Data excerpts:

★ ★ ★ ★ ★ ★ ★

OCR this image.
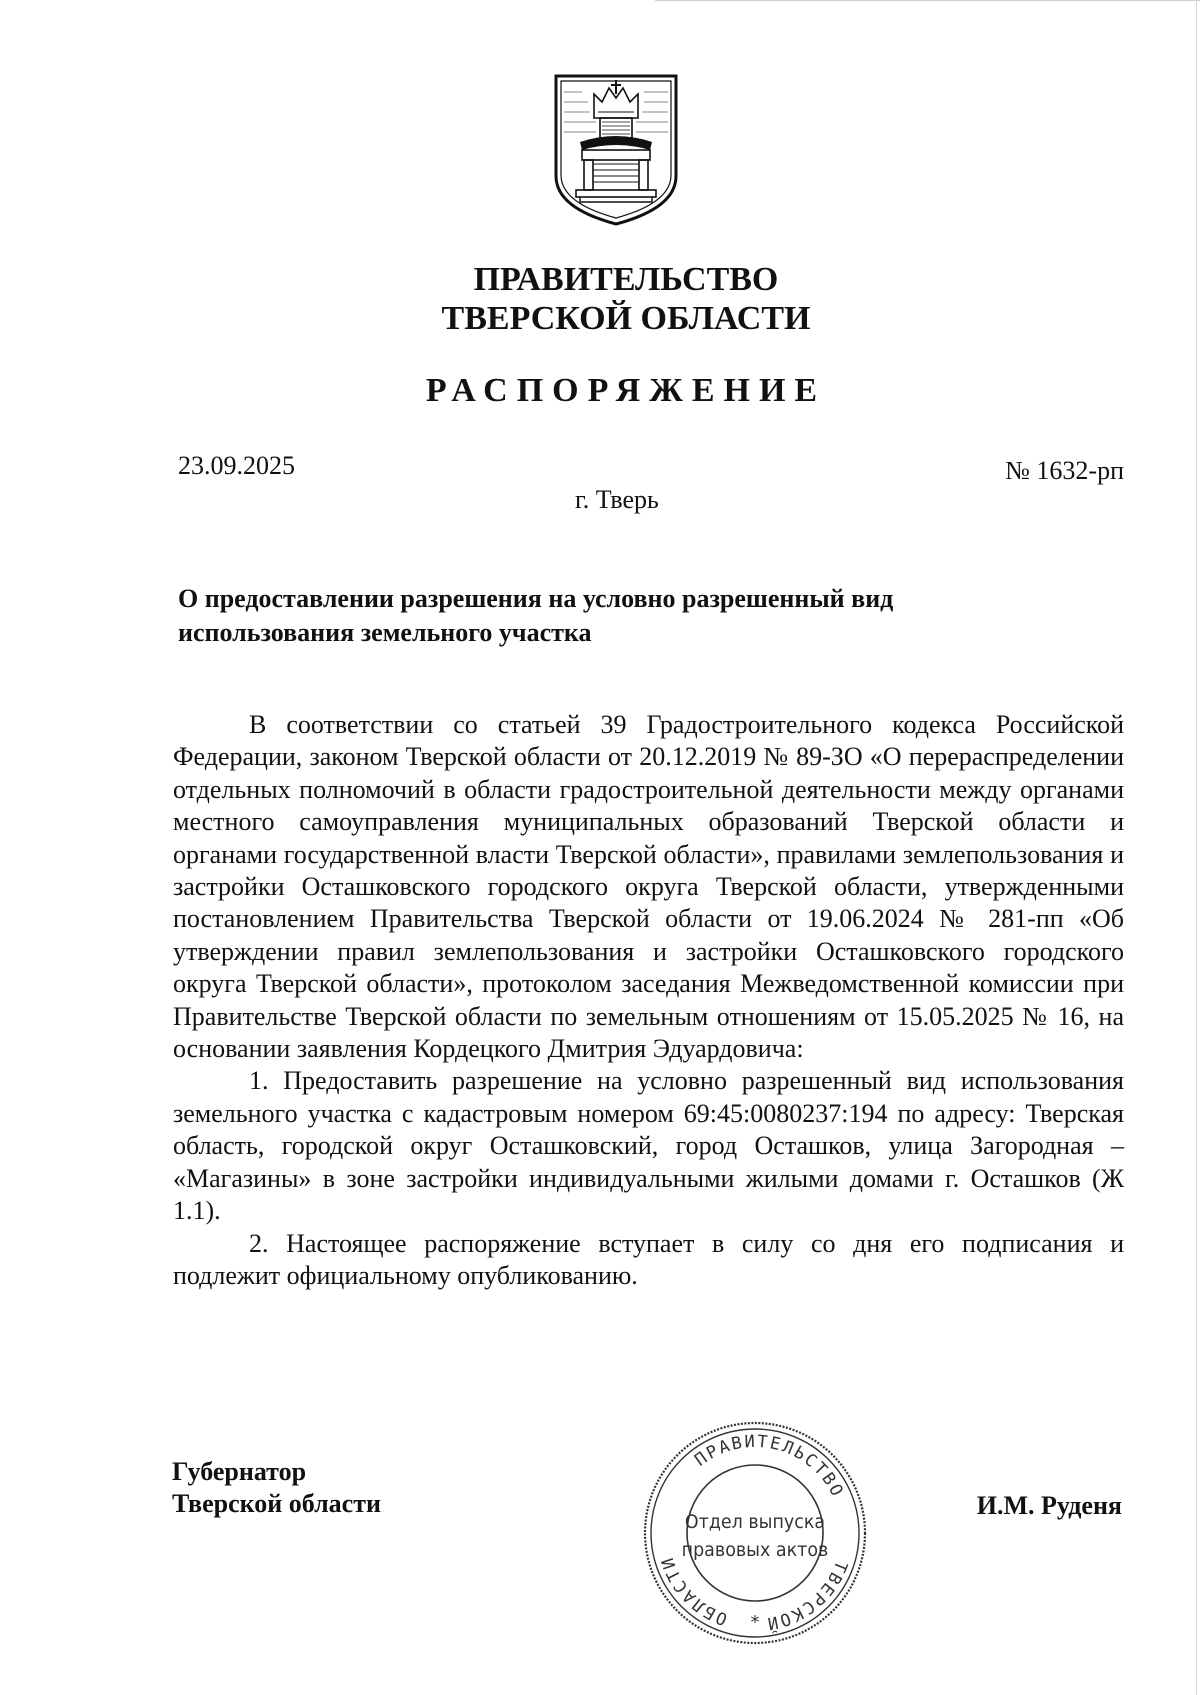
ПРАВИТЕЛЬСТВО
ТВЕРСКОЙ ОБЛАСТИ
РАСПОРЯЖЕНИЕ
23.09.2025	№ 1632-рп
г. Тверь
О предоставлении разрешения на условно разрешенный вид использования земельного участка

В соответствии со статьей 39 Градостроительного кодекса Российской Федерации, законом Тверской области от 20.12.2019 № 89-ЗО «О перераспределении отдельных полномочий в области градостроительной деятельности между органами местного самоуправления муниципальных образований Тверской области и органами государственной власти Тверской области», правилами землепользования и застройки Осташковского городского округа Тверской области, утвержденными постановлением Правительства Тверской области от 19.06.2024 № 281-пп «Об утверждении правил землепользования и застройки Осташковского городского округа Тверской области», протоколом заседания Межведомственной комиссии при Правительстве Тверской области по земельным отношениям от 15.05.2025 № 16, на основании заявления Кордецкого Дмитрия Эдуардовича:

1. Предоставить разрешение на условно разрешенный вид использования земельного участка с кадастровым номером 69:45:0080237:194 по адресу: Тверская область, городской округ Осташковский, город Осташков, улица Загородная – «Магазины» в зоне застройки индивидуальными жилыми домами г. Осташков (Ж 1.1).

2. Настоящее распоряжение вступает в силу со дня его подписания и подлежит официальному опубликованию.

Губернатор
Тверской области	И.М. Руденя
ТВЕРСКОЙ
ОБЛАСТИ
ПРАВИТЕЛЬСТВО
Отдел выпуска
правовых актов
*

★ ★ ★ ★ ★ ★ ★

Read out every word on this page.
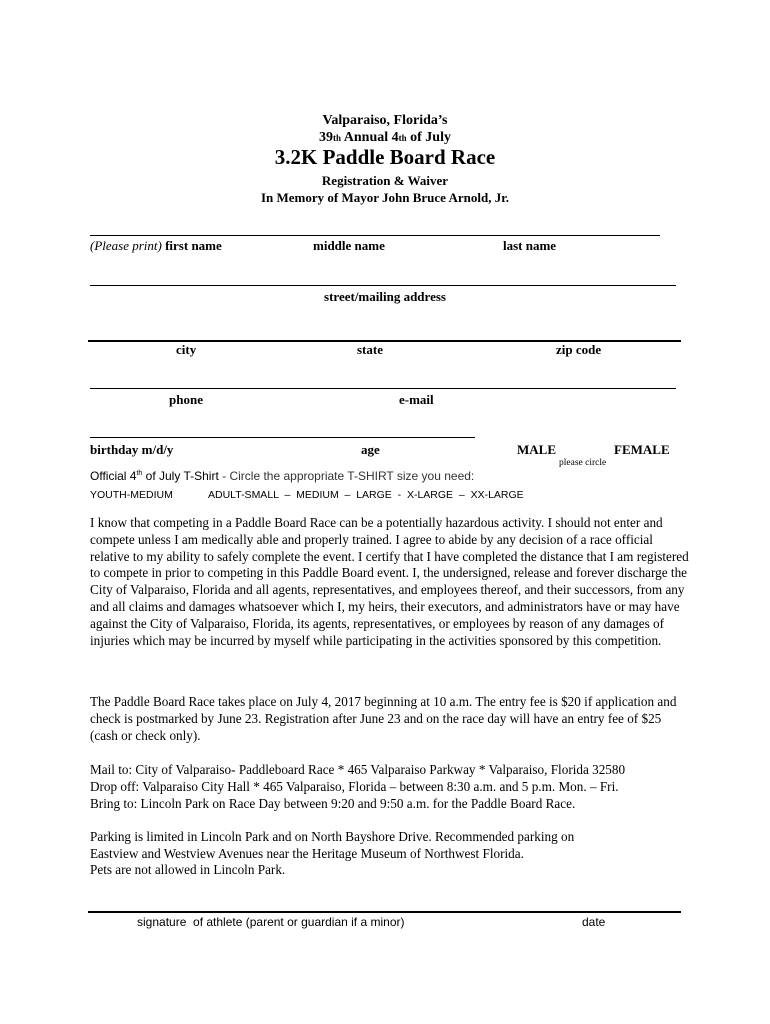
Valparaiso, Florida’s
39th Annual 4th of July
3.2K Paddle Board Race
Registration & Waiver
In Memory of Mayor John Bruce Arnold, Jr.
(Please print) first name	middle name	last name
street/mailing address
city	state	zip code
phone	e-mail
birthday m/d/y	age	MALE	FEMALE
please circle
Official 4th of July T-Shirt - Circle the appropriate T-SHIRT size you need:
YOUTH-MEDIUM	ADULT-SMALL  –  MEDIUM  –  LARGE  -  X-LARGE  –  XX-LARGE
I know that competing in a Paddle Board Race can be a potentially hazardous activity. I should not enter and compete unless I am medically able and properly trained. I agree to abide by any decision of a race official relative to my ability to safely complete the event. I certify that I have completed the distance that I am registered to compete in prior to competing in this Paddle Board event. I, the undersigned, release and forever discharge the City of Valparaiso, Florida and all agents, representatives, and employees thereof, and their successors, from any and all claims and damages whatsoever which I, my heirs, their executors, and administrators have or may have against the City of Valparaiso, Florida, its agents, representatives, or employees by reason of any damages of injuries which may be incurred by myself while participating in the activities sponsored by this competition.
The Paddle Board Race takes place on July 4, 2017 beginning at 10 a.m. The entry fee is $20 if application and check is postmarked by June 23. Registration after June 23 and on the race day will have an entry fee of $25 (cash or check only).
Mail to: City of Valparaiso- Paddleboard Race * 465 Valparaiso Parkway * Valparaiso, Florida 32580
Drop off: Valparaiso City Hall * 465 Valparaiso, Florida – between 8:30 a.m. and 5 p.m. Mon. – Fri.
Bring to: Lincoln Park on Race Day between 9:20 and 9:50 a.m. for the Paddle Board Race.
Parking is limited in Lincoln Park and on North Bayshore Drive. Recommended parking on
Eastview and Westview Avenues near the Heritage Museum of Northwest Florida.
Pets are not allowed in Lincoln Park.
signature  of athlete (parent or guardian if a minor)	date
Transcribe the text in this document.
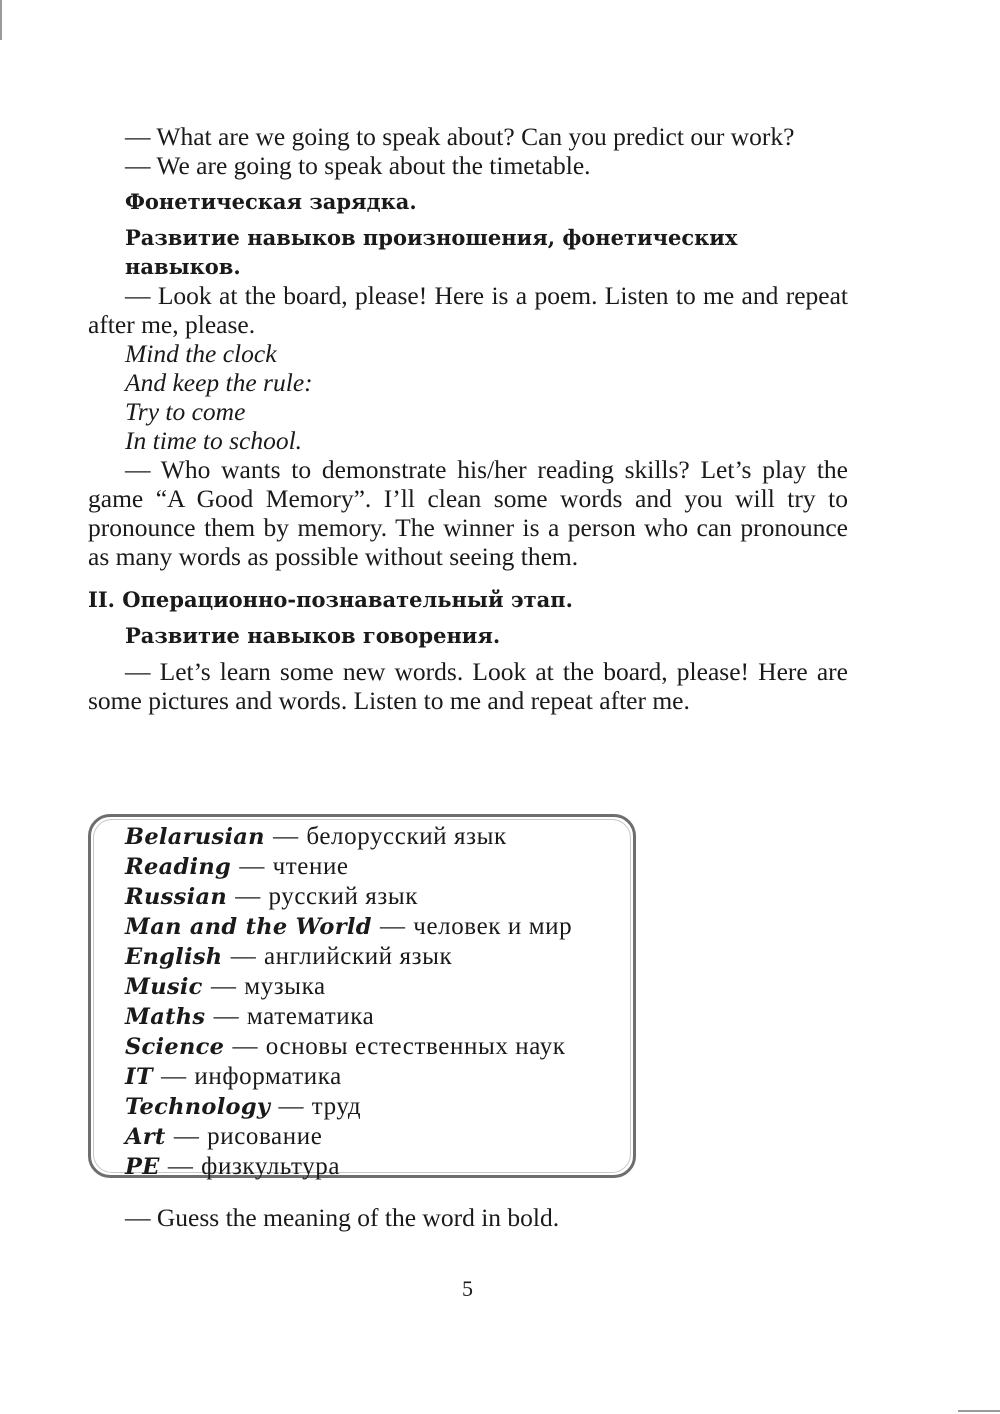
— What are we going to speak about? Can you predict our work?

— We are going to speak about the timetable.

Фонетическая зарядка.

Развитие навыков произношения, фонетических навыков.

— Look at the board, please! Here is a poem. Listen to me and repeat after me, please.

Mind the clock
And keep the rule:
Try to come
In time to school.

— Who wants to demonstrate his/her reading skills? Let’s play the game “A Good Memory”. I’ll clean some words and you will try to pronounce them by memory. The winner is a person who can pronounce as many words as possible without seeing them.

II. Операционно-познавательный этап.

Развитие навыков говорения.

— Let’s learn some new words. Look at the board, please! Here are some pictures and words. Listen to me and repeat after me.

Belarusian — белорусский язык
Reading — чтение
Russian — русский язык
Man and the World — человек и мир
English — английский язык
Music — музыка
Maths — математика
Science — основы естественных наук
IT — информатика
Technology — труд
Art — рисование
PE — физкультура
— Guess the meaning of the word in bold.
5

★ ★ ★ ★ ★ ★ ★

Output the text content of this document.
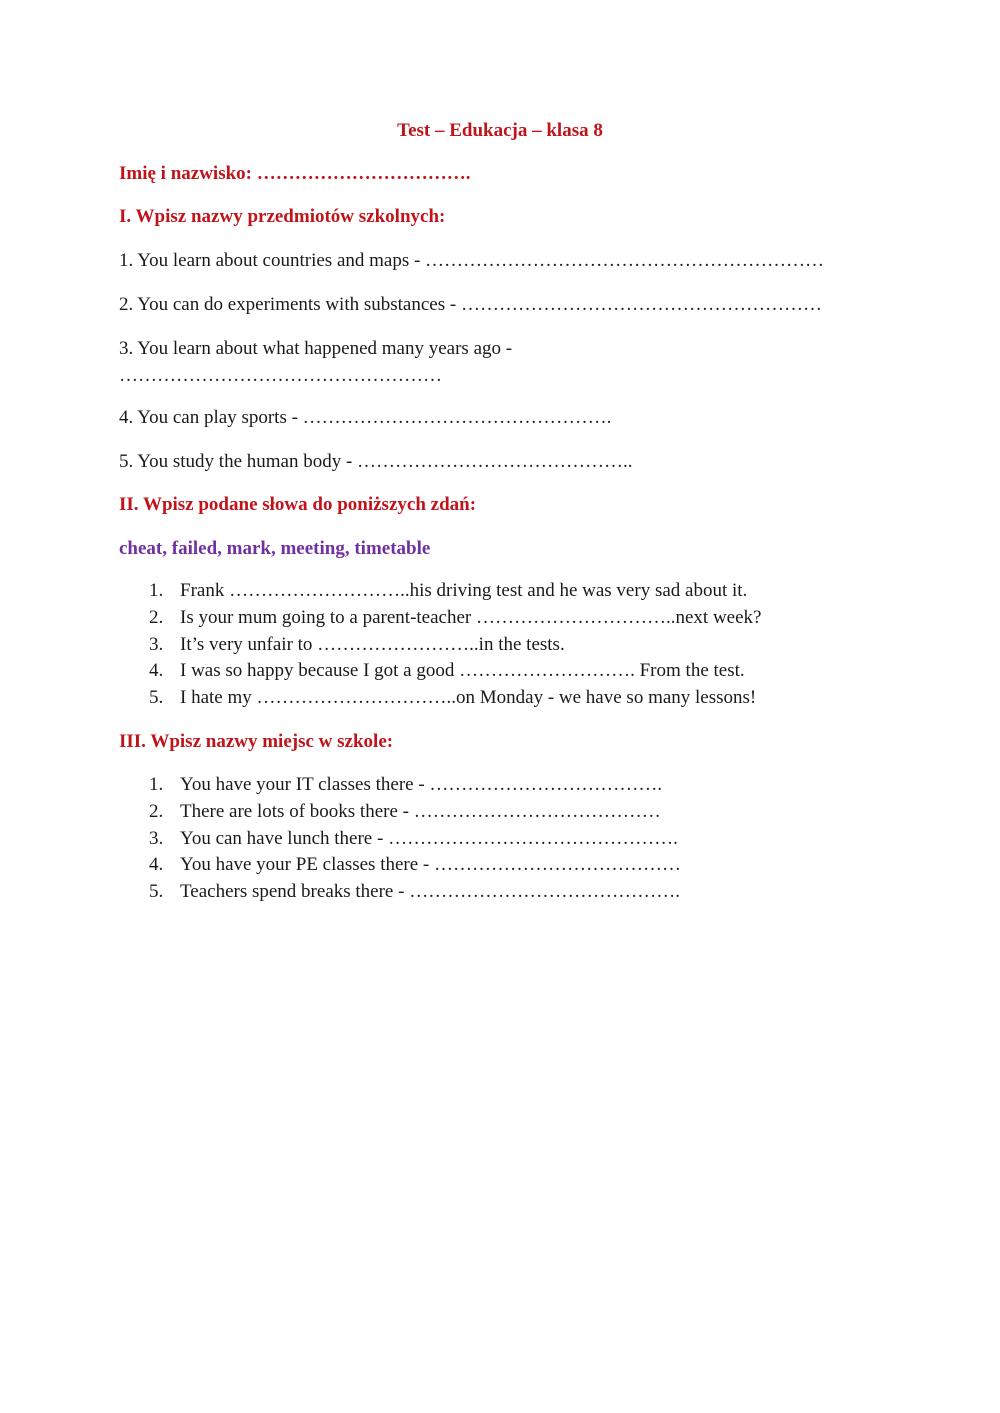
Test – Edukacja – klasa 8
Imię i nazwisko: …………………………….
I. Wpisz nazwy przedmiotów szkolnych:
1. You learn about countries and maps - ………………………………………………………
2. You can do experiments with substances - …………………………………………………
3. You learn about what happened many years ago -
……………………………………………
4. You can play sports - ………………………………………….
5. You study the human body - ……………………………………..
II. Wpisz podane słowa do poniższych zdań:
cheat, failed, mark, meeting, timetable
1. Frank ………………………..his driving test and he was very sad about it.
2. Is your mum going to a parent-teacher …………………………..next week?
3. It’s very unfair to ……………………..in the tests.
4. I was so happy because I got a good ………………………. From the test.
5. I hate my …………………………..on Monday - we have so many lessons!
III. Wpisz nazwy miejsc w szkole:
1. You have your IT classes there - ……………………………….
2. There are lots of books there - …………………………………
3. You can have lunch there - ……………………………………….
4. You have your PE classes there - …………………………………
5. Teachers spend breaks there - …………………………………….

★ ★ ★ ★ ★ ★ ★

Pick every line with "after" in it and copy it.

The Paddle Board Race takes place on July 4, 2017 beginning at 10 a.m. The entry fee is $20 if application and check is postmarked by June 23. Registration after June 23 and on the race day will have an entry fee of $25 (cash or check only).
— Look at the board, please! Here is a poem. Listen to me and repeat after me, please.
— Let’s learn some new words. Look at the board, please! Here are some pictures and words. Listen to me and repeat after me.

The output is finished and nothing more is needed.